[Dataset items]
— Start —
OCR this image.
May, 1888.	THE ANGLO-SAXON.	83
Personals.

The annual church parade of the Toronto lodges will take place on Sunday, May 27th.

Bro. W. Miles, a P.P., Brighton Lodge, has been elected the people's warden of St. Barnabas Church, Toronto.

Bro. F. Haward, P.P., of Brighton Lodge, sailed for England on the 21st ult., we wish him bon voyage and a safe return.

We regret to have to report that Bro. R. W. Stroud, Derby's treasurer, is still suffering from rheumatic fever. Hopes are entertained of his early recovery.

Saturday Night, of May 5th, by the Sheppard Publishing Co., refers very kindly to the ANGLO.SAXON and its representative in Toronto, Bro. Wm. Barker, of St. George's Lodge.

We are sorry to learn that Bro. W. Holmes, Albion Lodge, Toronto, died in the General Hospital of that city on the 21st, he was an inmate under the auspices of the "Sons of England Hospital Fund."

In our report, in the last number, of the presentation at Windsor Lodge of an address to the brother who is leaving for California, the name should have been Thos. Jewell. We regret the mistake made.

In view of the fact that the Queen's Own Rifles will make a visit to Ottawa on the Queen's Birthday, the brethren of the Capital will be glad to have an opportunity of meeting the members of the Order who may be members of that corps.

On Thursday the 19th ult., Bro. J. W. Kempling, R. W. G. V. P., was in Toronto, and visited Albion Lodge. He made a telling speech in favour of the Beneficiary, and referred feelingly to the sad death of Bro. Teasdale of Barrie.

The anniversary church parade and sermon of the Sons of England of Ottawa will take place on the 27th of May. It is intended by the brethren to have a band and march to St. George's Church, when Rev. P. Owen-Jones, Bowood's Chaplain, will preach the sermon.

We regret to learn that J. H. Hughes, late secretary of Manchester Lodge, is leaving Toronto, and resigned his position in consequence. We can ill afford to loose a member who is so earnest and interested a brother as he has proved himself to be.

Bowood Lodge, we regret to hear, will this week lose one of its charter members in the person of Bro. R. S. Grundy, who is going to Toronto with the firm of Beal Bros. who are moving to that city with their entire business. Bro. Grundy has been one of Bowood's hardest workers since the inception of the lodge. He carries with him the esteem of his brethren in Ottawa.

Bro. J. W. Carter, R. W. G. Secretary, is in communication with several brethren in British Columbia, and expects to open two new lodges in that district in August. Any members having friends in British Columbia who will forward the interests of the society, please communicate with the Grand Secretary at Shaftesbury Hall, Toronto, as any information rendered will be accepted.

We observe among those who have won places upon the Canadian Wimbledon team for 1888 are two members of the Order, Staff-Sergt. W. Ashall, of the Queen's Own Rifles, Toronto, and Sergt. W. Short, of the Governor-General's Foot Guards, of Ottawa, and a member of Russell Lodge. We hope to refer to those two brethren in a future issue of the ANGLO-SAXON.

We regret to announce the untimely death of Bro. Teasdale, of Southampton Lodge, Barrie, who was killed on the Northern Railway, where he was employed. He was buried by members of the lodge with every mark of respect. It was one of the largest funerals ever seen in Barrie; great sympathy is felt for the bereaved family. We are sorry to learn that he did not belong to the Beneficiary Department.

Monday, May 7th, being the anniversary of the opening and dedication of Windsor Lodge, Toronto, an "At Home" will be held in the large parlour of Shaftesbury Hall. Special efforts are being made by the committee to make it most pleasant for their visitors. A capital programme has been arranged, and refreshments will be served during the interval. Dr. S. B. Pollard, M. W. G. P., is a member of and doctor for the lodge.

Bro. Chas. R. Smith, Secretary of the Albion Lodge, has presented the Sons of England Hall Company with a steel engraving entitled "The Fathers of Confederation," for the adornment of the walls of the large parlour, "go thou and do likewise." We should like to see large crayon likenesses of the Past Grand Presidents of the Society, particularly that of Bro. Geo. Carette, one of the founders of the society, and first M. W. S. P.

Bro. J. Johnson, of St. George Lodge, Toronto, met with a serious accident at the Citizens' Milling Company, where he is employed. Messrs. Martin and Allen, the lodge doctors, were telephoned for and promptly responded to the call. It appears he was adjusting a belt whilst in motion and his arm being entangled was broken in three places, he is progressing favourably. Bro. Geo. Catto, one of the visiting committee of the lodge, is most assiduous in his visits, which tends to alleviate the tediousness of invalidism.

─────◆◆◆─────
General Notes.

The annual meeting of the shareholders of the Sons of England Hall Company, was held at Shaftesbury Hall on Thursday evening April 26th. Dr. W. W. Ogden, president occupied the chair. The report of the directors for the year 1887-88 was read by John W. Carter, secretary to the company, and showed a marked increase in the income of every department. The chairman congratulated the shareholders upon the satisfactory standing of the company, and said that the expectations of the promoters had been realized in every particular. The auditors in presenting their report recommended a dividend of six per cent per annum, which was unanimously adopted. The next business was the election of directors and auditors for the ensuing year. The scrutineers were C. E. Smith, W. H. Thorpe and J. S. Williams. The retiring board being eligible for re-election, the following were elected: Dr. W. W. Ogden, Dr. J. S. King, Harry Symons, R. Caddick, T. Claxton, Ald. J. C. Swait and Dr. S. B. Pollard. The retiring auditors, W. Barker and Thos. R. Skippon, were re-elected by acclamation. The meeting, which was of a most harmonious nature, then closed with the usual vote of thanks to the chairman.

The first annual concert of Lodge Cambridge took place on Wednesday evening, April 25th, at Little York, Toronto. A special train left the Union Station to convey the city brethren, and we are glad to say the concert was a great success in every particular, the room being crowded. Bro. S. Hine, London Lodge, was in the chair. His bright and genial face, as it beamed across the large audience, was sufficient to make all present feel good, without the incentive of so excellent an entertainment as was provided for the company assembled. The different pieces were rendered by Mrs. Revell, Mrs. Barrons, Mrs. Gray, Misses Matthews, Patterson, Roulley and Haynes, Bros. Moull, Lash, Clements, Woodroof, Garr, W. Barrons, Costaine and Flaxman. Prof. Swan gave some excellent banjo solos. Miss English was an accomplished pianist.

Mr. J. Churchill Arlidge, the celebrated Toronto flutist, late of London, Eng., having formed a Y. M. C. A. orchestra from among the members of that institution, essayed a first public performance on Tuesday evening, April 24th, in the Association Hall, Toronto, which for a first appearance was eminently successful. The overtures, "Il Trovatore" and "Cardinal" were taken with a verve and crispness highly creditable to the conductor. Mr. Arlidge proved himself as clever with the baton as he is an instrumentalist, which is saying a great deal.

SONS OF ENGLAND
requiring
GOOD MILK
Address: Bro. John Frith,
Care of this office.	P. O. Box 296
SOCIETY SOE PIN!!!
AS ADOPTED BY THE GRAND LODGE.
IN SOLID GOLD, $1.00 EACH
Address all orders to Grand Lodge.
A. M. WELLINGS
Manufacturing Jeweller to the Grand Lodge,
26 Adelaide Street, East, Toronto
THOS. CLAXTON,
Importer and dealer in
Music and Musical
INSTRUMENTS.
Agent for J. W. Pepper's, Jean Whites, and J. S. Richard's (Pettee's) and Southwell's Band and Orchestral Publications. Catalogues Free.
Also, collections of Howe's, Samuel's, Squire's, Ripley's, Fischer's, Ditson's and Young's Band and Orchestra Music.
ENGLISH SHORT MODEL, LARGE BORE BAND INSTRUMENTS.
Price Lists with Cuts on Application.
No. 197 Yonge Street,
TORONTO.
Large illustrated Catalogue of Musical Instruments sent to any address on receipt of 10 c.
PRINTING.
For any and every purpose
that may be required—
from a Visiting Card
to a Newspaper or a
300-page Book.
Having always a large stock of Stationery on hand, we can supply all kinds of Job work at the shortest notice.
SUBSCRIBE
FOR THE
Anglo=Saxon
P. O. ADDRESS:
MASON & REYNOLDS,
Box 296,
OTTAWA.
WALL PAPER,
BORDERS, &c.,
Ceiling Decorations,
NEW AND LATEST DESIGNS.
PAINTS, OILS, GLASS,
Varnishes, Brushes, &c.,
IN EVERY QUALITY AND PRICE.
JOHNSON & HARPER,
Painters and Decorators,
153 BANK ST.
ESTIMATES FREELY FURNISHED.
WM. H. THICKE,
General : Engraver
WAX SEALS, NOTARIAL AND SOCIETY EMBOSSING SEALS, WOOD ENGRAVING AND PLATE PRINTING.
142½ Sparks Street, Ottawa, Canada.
— End —
Directions — Show every line above in which the word "learn" occurs.

Worked answer —
We are sorry to learn that Bro. W. Holmes, Albion Lodge, Toronto, died in the General Hospital of that city on the 21st, he was an inmate under the auspices of the "Sons of England Hospital Fund."
We regret to learn that J. H. Hughes, late secretary of Manchester Lodge, is leaving Toronto, and resigned his position in consequence. We can ill afford to loose a member who is so earnest and interested a brother as he has proved himself to be.
We regret to announce the untimely death of Bro. Teasdale, of Southampton Lodge, Barrie, who was killed on the Northern Railway, where he was employed. He was buried by members of the lodge with every mark of respect. It was one of the largest funerals ever seen in Barrie; great sympathy is felt for the bereaved family. We are sorry to learn that he did not belong to the Beneficiary Department.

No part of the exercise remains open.